▸ **Exercise prompt**: Your task is to repeat the entries word for word while leaving out the pictures.

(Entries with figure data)
>>>

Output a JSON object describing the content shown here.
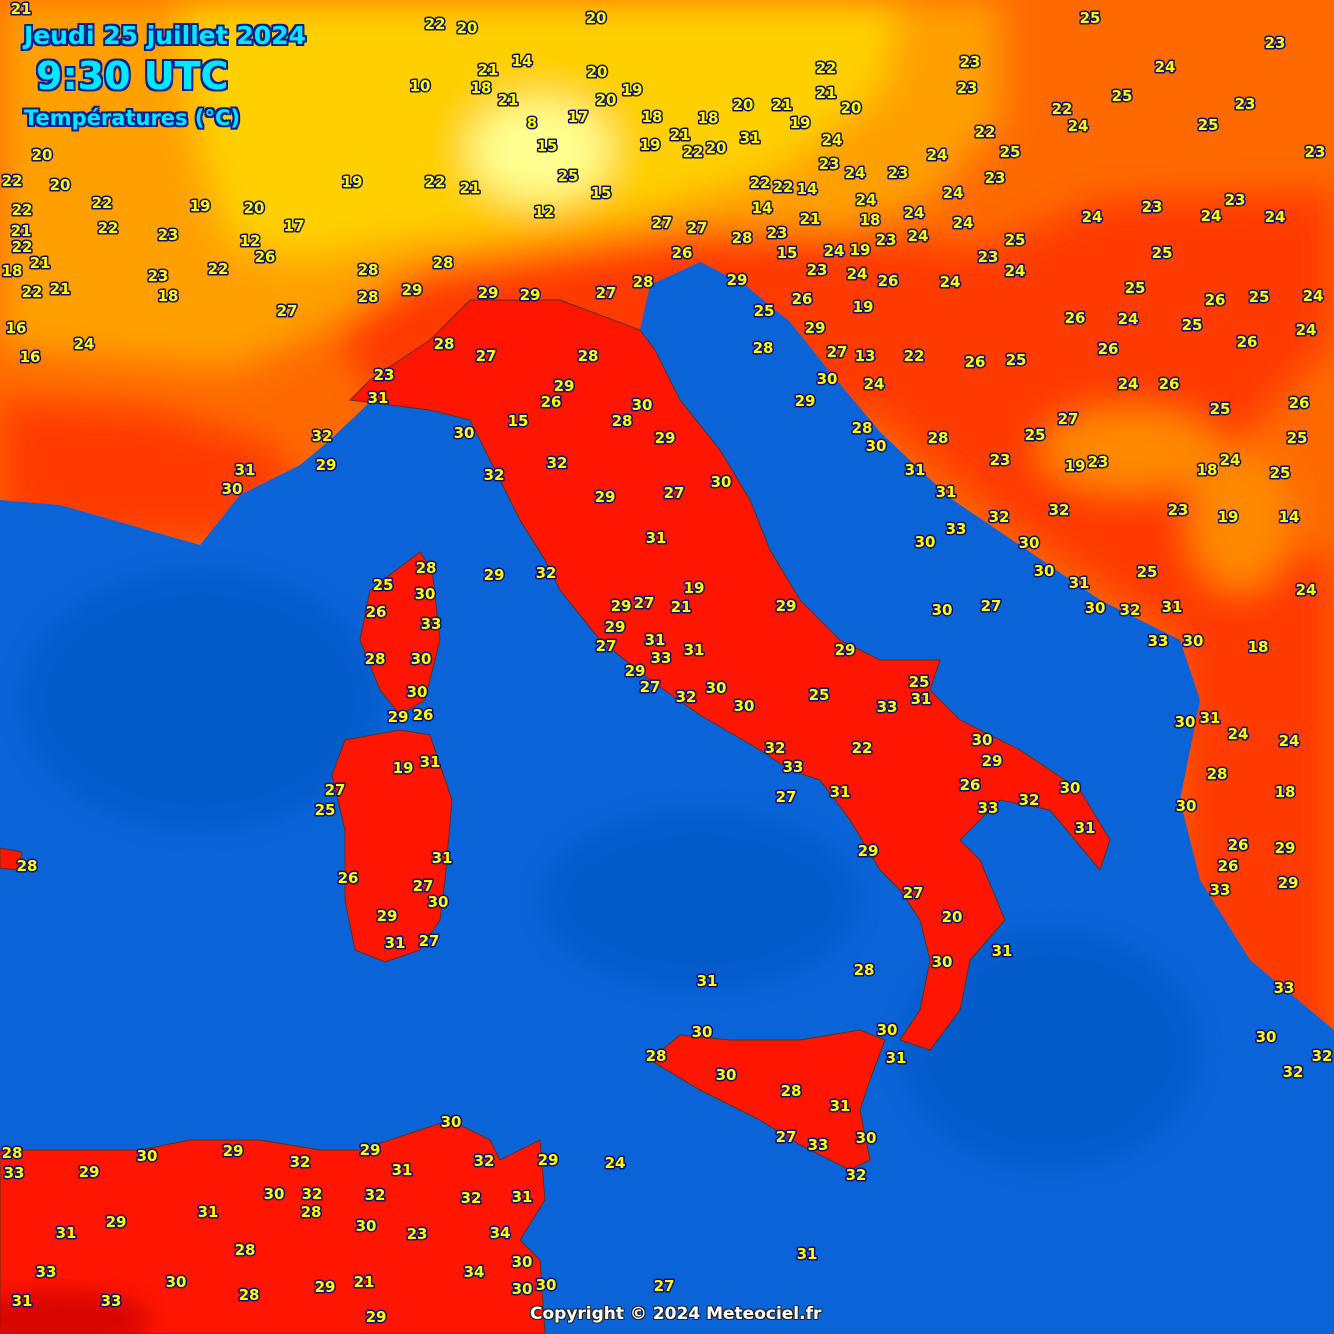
{
  "header": {
    "date": "Jeudi 25 juillet 2024",
    "time": "9:30 UTC",
    "variable": "Températures (°C)"
  },
  "footer": {
    "copyright": "Copyright © 2024 Meteociel.fr"
  },
  "colors": {
    "sea": "#0a64d8",
    "hot_red": "#ff1500",
    "red_orange": "#ff3a00",
    "orange": "#ff6a00",
    "amber": "#ffa000",
    "yellow": "#ffd000",
    "pale_yellow": "#ffff90",
    "label_fill": "#ffff00",
    "label_outline": "#101070",
    "title_color": "#00e8ff"
  },
  "stations": [
    31,
    28,
    30,
    28,
    30,
    28,
    31,
    27,
    33,
    30,
    32,
    30,
    31,
    20,
    30,
    31,
    27,
    29,
    31,
    27,
    33,
    32,
    22,
    30,
    26,
    29,
    33,
    32,
    30,
    31,
    25,
    33,
    31,
    25,
    29,
    29,
    30,
    30,
    32,
    27,
    29,
    33,
    31,
    31,
    27,
    29,
    29,
    27,
    21,
    19,
    31,
    27,
    30,
    29,
    32,
    32,
    29,
    28,
    30,
    15,
    26,
    29,
    28,
    27,
    28,
    30,
    31,
    23,
    32,
    29,
    31,
    30,
    29,
    29,
    29,
    27,
    28,
    28,
    27,
    27,
    26,
    28,
    29,
    25,
    28,
    26,
    29,
    27,
    30,
    13,
    29,
    24,
    22,
    26,
    25,
    26,
    24,
    26,
    28,
    30,
    28,
    31,
    23,
    25,
    27,
    31,
    32,
    33,
    30,
    30,
    30,
    32,
    30,
    27,
    31,
    30,
    25,
    32,
    31,
    33,
    30,
    18,
    30,
    31,
    24,
    24,
    28,
    30,
    18,
    26,
    26,
    33,
    29,
    29,
    33,
    30,
    32,
    32,
    28,
    25,
    26,
    30,
    33,
    28,
    30,
    30,
    29,
    26,
    19,
    31,
    27,
    25,
    31,
    26,
    27,
    30,
    29,
    31,
    27,
    29,
    32,
    28,
    33,
    29,
    30,
    29,
    32,
    29,
    30,
    31,
    32,
    29,
    24,
    30,
    32,
    32,
    32,
    31,
    31,
    28,
    29,
    31,
    30,
    23,
    34,
    28,
    33,
    30,
    21,
    34,
    30,
    30,
    30,
    31,
    33,
    28,
    29,
    29,
    27,
    31,
    28,
    24,
    23,
    24,
    23,
    24,
    25,
    25,
    26,
    25,
    24,
    25,
    24,
    26,
    24,
    26,
    25,
    26,
    25,
    24,
    18,
    25,
    23,
    19,
    14,
    24,
    19,
    23,
    25,
    23,
    24,
    23,
    25,
    22,
    24,
    25,
    23,
    25,
    23,
    22,
    24,
    23,
    24,
    18,
    24,
    24,
    23,
    24,
    24,
    25,
    24,
    23,
    24,
    26,
    24,
    19,
    24,
    19,
    23,
    24,
    15,
    14,
    21,
    23,
    14,
    22,
    22,
    23,
    24,
    20,
    21,
    22,
    23,
    23,
    21,
    20,
    20,
    18,
    19,
    20,
    21,
    22,
    14,
    20,
    19,
    20,
    17,
    18,
    18,
    21,
    19,
    22,
    20,
    31,
    12,
    25,
    15,
    8,
    15,
    21,
    20,
    22,
    22,
    20,
    22,
    22,
    23,
    21,
    18,
    22,
    21,
    23,
    16,
    18,
    21,
    24,
    21,
    16,
    22,
    12,
    17,
    20,
    19,
    22,
    26,
    27,
    28,
    28,
    19,
    10,
    22,
    21
  ]
}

<<<

▸ **Answer**:
Output a JSON object describing the content shown here.
{
  "header": {
    "date": "Jeudi 25 juillet 2024",
    "time": "9:30 UTC",
    "variable": "Températures (°C)"
  },
  "footer": {
    "copyright": "Copyright © 2024 Meteociel.fr"
  },
  "colors": {
    "sea": "#0a64d8",
    "hot_red": "#ff1500",
    "red_orange": "#ff3a00",
    "orange": "#ff6a00",
    "amber": "#ffa000",
    "yellow": "#ffd000",
    "pale_yellow": "#ffff90",
    "label_fill": "#ffff00",
    "label_outline": "#101070",
    "title_color": "#00e8ff"
  },
  "stations": [
    31,
    28,
    30,
    28,
    30,
    28,
    31,
    27,
    33,
    30,
    32,
    30,
    31,
    20,
    30,
    31,
    27,
    29,
    31,
    27,
    33,
    32,
    22,
    30,
    26,
    29,
    33,
    32,
    30,
    31,
    25,
    33,
    31,
    25,
    29,
    29,
    30,
    30,
    32,
    27,
    29,
    33,
    31,
    31,
    27,
    29,
    29,
    27,
    21,
    19,
    31,
    27,
    30,
    29,
    32,
    32,
    29,
    28,
    30,
    15,
    26,
    29,
    28,
    27,
    28,
    30,
    31,
    23,
    32,
    29,
    31,
    30,
    29,
    29,
    29,
    27,
    28,
    28,
    27,
    27,
    26,
    28,
    29,
    25,
    28,
    26,
    29,
    27,
    30,
    13,
    29,
    24,
    22,
    26,
    25,
    26,
    24,
    26,
    28,
    30,
    28,
    31,
    23,
    25,
    27,
    31,
    32,
    33,
    30,
    30,
    30,
    32,
    30,
    27,
    31,
    30,
    25,
    32,
    31,
    33,
    30,
    18,
    30,
    31,
    24,
    24,
    28,
    30,
    18,
    26,
    26,
    33,
    29,
    29,
    33,
    30,
    32,
    32,
    28,
    25,
    26,
    30,
    33,
    28,
    30,
    30,
    29,
    26,
    19,
    31,
    27,
    25,
    31,
    26,
    27,
    30,
    29,
    31,
    27,
    29,
    32,
    28,
    33,
    29,
    30,
    29,
    32,
    29,
    30,
    31,
    32,
    29,
    24,
    30,
    32,
    32,
    32,
    31,
    31,
    28,
    29,
    31,
    30,
    23,
    34,
    28,
    33,
    30,
    21,
    34,
    30,
    30,
    30,
    31,
    33,
    28,
    29,
    29,
    27,
    31,
    28,
    24,
    23,
    24,
    23,
    24,
    25,
    25,
    26,
    25,
    24,
    25,
    24,
    26,
    24,
    26,
    25,
    26,
    25,
    24,
    18,
    25,
    23,
    19,
    14,
    24,
    19,
    23,
    25,
    23,
    24,
    23,
    25,
    22,
    24,
    25,
    23,
    25,
    23,
    22,
    24,
    23,
    24,
    18,
    24,
    24,
    23,
    24,
    24,
    25,
    24,
    23,
    24,
    26,
    24,
    19,
    24,
    19,
    23,
    24,
    15,
    14,
    21,
    23,
    14,
    22,
    22,
    23,
    24,
    20,
    21,
    22,
    23,
    23,
    21,
    20,
    20,
    18,
    19,
    20,
    21,
    22,
    14,
    20,
    19,
    20,
    17,
    18,
    18,
    21,
    19,
    22,
    20,
    31,
    12,
    25,
    15,
    8,
    15,
    21,
    20,
    22,
    22,
    20,
    22,
    22,
    23,
    21,
    18,
    22,
    21,
    23,
    16,
    18,
    21,
    24,
    21,
    16,
    22,
    12,
    17,
    20,
    19,
    22,
    26,
    27,
    28,
    28,
    19,
    10,
    22,
    21
  ]
}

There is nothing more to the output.